Data records:
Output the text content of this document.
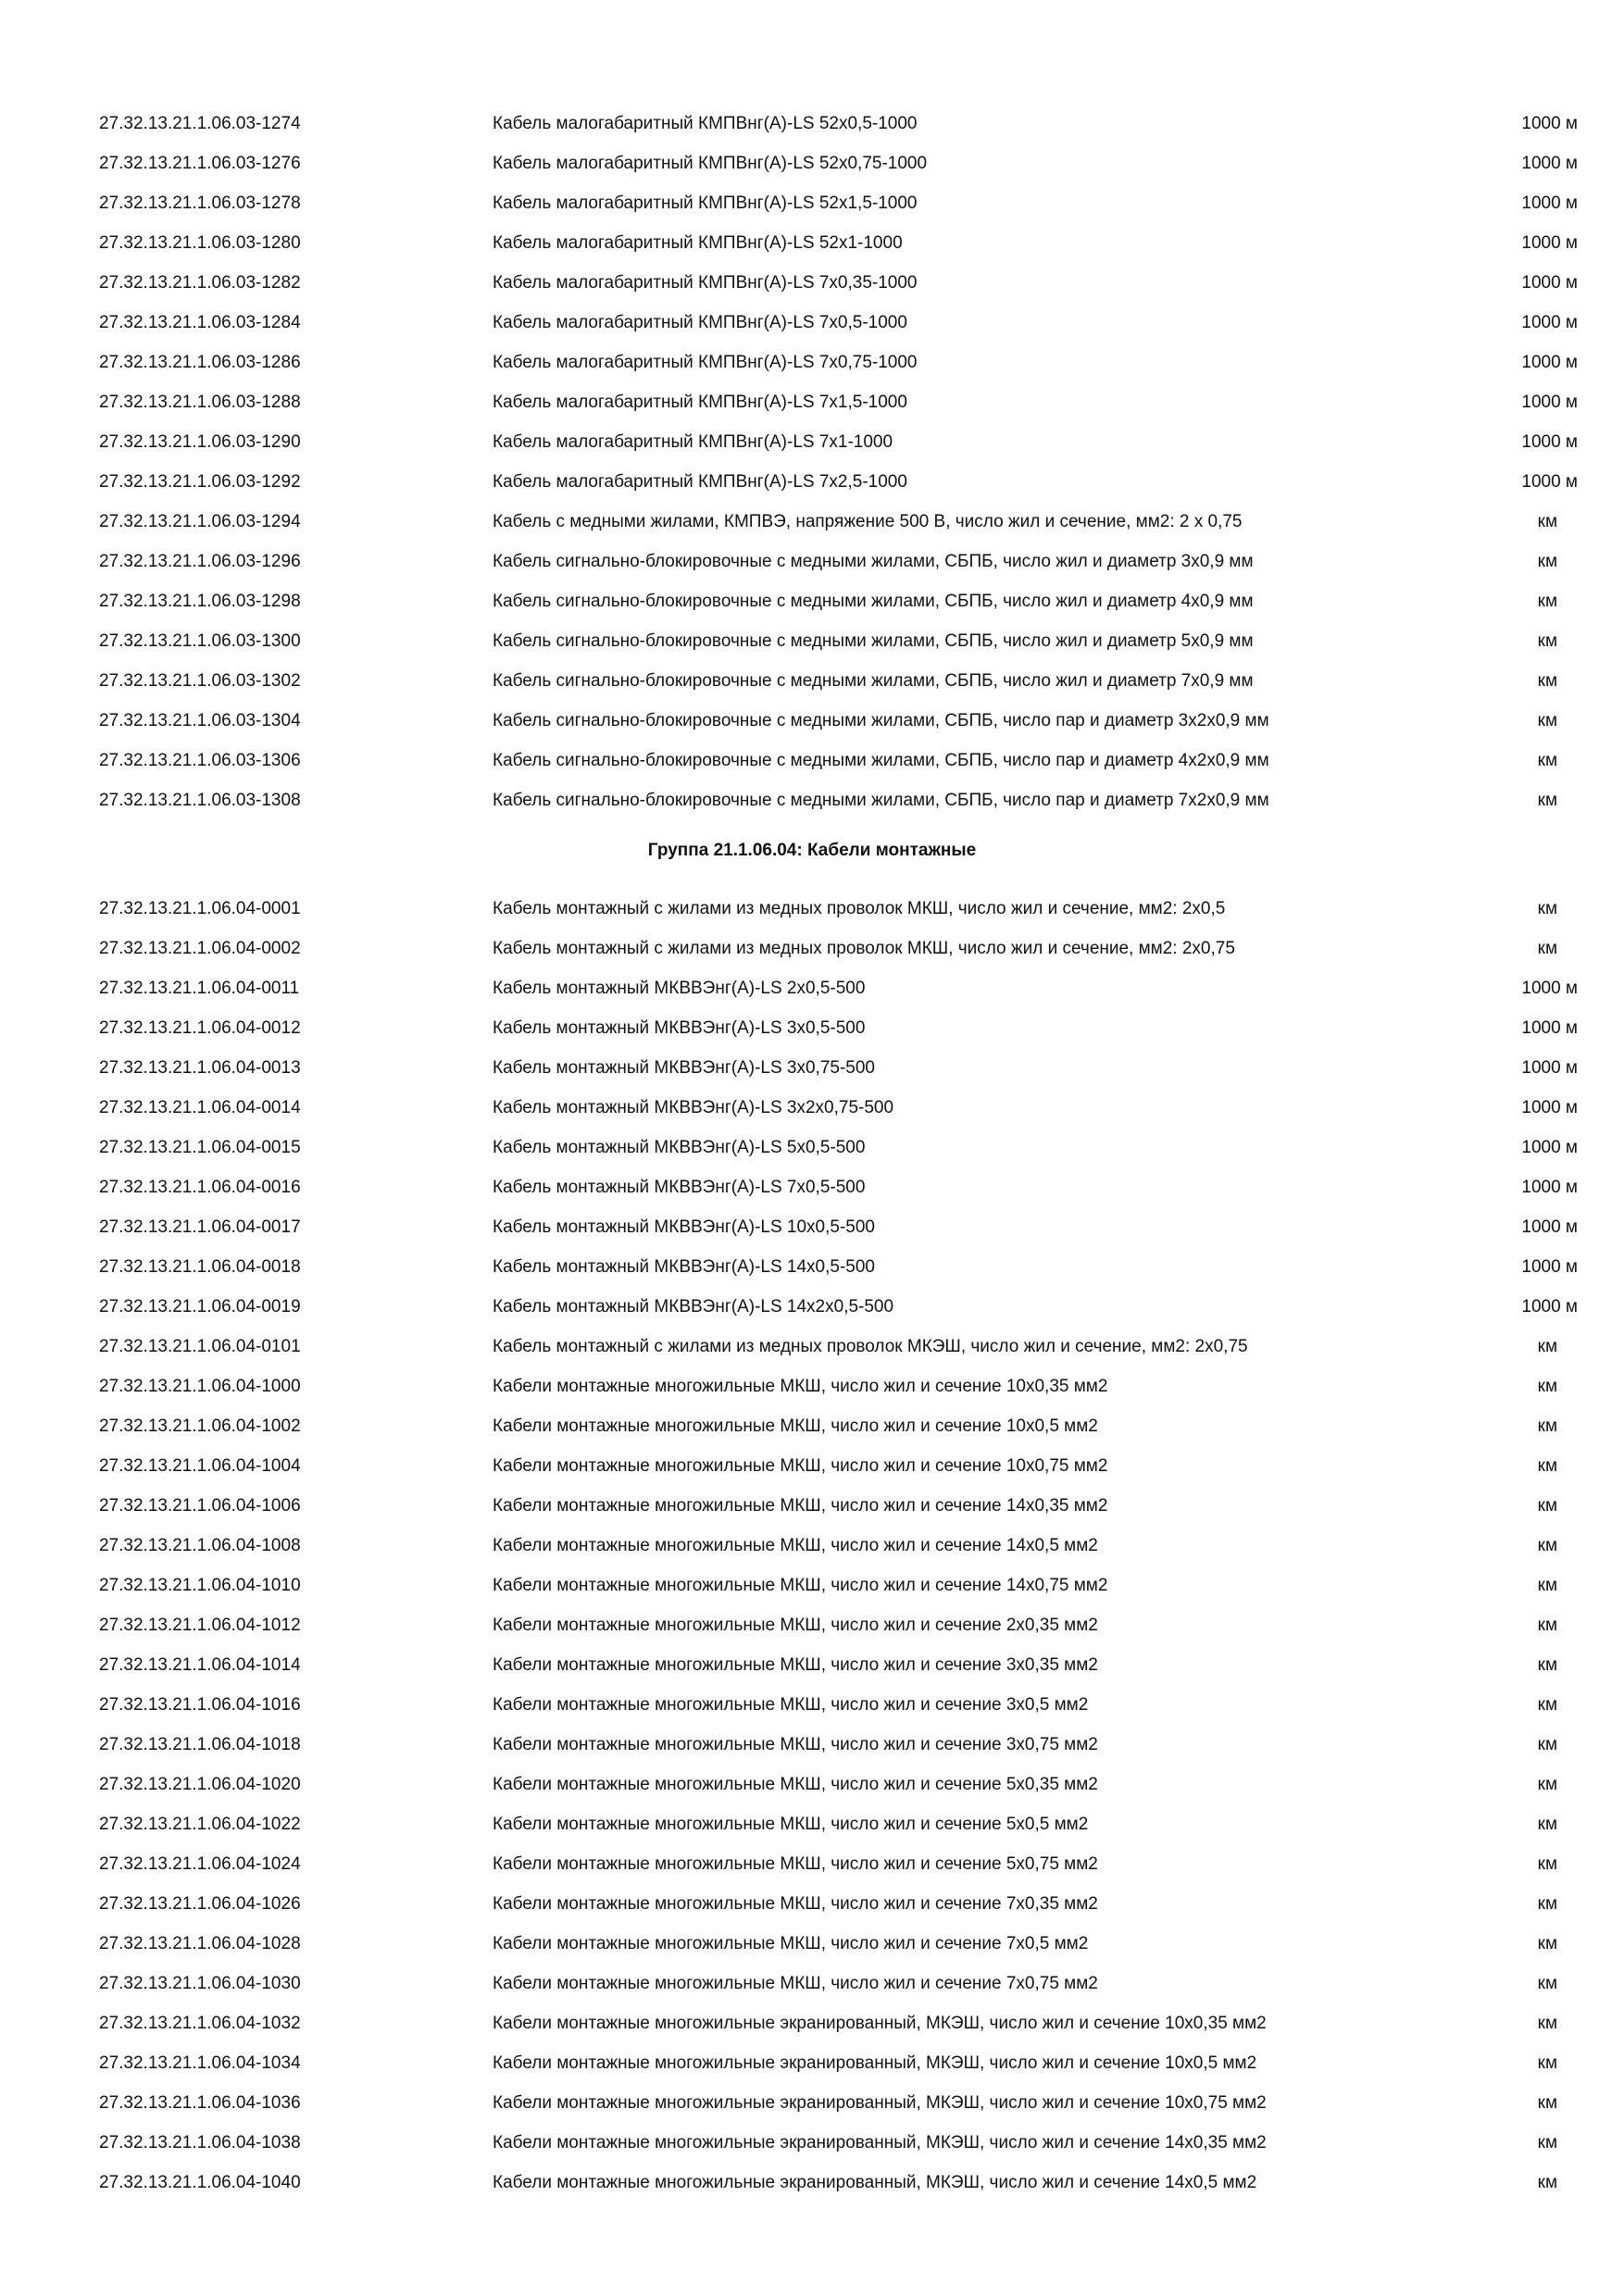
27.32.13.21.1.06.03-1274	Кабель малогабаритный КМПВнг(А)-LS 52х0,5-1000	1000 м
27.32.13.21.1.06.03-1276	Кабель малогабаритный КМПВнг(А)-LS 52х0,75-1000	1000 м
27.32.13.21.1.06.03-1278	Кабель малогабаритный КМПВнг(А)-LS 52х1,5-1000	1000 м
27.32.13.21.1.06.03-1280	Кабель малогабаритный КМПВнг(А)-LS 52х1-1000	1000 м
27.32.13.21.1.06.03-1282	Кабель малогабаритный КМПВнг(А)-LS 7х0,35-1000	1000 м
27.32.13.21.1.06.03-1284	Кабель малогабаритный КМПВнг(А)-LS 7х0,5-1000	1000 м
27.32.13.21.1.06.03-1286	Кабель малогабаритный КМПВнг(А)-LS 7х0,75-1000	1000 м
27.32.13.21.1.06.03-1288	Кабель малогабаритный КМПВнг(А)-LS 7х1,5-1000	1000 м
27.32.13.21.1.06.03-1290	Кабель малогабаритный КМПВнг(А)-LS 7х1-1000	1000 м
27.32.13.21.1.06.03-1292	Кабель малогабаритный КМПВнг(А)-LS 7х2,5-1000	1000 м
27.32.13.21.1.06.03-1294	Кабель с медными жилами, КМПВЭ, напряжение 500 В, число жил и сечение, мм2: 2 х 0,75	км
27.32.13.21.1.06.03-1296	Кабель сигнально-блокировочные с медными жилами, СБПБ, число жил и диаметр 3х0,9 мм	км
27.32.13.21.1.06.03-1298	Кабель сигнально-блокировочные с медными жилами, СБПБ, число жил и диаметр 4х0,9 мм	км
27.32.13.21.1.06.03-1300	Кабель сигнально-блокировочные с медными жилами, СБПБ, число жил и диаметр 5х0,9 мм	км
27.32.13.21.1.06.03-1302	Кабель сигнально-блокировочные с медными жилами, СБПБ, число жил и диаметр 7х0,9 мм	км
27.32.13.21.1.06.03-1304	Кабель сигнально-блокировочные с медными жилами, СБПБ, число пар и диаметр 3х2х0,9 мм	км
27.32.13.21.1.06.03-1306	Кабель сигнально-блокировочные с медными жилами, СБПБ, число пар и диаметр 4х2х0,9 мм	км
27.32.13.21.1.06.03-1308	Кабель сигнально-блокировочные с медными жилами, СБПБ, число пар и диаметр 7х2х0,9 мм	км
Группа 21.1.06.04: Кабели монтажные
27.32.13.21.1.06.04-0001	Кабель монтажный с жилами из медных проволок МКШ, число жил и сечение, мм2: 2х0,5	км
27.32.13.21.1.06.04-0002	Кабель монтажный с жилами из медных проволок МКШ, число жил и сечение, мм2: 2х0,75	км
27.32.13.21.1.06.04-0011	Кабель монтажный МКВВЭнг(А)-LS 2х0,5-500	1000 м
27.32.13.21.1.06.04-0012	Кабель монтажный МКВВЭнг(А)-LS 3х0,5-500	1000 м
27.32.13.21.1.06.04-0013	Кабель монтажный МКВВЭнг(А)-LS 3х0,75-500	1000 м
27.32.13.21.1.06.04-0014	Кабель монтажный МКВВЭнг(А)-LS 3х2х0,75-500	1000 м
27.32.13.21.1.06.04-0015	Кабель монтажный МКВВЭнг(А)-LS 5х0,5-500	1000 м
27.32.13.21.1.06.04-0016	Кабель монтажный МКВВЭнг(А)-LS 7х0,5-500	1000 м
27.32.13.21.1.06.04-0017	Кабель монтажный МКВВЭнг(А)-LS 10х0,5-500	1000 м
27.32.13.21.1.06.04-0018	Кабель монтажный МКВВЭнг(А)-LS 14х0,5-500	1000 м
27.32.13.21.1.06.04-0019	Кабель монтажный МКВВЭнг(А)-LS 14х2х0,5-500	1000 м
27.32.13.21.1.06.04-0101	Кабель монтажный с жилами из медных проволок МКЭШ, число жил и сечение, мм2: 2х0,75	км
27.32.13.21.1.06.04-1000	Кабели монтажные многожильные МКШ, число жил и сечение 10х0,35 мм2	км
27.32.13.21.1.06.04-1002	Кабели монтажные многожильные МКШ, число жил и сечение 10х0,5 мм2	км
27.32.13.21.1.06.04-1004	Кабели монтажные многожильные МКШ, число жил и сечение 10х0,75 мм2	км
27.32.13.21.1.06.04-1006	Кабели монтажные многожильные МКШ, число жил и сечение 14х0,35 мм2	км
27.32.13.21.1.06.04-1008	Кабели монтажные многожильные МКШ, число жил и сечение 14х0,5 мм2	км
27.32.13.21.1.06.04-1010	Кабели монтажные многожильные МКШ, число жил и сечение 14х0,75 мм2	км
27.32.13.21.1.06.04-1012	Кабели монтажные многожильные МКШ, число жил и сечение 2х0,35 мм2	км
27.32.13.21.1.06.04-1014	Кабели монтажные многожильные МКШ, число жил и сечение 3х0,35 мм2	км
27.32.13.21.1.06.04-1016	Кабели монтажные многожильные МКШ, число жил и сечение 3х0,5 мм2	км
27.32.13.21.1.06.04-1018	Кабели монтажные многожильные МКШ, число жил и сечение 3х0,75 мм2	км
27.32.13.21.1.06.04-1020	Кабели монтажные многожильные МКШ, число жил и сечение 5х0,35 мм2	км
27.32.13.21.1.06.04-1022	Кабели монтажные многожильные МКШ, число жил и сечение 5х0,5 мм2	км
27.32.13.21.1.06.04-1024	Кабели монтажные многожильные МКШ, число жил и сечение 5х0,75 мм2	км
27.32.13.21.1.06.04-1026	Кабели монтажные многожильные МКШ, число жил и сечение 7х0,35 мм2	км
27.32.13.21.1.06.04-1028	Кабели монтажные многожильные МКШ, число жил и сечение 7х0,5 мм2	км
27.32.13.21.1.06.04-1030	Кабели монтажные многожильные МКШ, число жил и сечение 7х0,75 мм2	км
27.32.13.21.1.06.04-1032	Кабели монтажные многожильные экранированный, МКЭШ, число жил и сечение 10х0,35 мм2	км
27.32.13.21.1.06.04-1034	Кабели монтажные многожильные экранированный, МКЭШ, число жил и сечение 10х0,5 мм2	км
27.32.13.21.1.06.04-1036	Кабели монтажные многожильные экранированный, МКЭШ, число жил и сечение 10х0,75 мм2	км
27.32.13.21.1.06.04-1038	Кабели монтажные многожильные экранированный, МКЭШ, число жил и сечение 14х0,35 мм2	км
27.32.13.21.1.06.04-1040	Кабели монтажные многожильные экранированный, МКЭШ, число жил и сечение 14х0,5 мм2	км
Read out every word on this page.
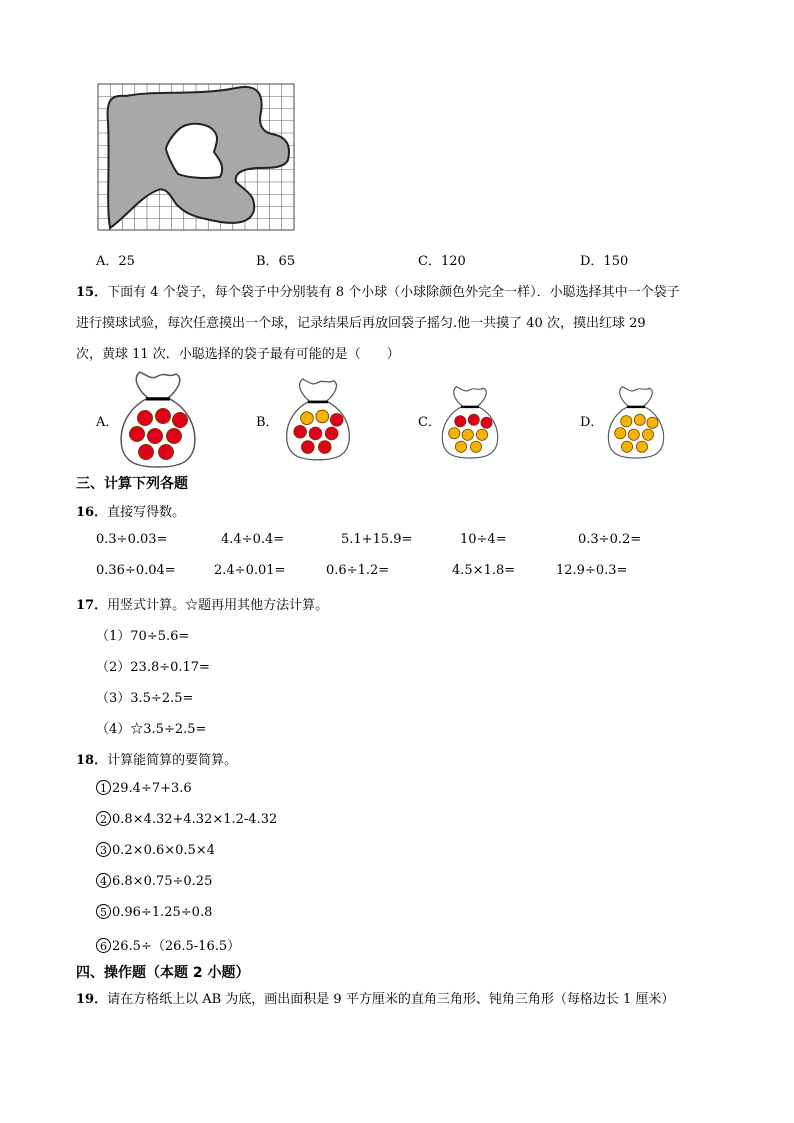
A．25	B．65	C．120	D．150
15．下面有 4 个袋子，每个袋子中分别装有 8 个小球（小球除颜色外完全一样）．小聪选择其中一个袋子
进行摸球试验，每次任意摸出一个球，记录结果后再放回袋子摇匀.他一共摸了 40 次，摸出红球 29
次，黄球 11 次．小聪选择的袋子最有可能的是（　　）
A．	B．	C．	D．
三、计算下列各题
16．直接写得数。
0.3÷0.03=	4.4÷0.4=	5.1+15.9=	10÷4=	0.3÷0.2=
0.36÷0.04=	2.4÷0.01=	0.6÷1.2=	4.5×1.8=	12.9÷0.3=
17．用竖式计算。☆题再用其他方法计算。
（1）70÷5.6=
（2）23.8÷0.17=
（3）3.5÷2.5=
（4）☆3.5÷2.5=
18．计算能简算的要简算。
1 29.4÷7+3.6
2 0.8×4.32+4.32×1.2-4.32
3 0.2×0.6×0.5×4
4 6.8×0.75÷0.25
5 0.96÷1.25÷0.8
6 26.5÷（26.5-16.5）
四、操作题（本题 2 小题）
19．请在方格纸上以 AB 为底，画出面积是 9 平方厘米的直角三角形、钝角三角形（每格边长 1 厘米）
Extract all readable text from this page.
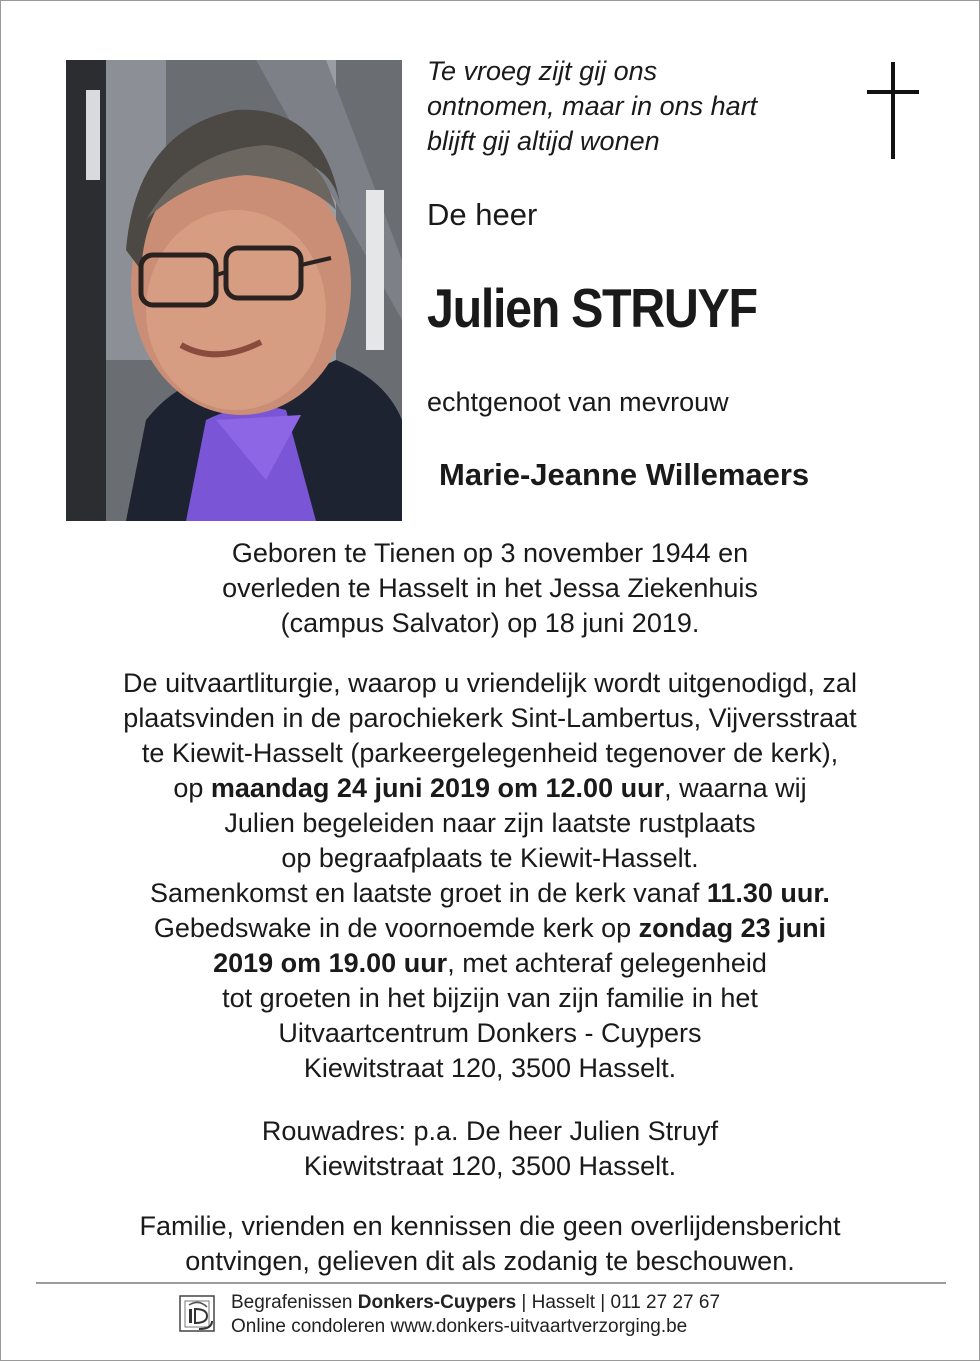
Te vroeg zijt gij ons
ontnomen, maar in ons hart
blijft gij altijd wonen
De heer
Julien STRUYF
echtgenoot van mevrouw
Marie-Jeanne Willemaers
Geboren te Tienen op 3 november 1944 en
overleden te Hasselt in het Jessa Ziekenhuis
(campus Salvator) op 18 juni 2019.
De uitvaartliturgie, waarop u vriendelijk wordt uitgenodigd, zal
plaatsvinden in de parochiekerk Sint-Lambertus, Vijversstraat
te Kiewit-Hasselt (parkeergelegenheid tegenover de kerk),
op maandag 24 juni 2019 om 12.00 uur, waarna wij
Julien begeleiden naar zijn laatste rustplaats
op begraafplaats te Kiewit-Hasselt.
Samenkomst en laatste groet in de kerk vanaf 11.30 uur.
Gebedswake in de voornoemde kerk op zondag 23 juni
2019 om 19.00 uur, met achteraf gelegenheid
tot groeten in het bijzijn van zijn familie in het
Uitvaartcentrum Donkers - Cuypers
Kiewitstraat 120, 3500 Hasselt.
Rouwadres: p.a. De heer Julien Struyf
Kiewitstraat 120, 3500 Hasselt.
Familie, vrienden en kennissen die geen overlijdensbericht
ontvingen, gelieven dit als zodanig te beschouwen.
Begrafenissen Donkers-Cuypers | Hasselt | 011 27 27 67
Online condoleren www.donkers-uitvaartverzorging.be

◆ What you will do
Repeat exactly the lines in the entries from the one containing "Extract all readable text from this page." to the final line, inclusive, and nothing beyond them; skip pictures.

◆ Complete response
Extract all readable text from this page.
Te vroeg zijt gij ons
ontnomen, maar in ons hart
blijft gij altijd wonen
De heer
Julien STRUYF
echtgenoot van mevrouw
Marie-Jeanne Willemaers
Geboren te Tienen op 3 november 1944 en
overleden te Hasselt in het Jessa Ziekenhuis
(campus Salvator) op 18 juni 2019.
De uitvaartliturgie, waarop u vriendelijk wordt uitgenodigd, zal
plaatsvinden in de parochiekerk Sint-Lambertus, Vijversstraat
te Kiewit-Hasselt (parkeergelegenheid tegenover de kerk),
op maandag 24 juni 2019 om 12.00 uur, waarna wij
Julien begeleiden naar zijn laatste rustplaats
op begraafplaats te Kiewit-Hasselt.
Samenkomst en laatste groet in de kerk vanaf 11.30 uur.
Gebedswake in de voornoemde kerk op zondag 23 juni
2019 om 19.00 uur, met achteraf gelegenheid
tot groeten in het bijzijn van zijn familie in het
Uitvaartcentrum Donkers - Cuypers
Kiewitstraat 120, 3500 Hasselt.
Rouwadres: p.a. De heer Julien Struyf
Kiewitstraat 120, 3500 Hasselt.
Familie, vrienden en kennissen die geen overlijdensbericht
ontvingen, gelieven dit als zodanig te beschouwen.
Begrafenissen Donkers-Cuypers | Hasselt | 011 27 27 67
Online condoleren www.donkers-uitvaartverzorging.be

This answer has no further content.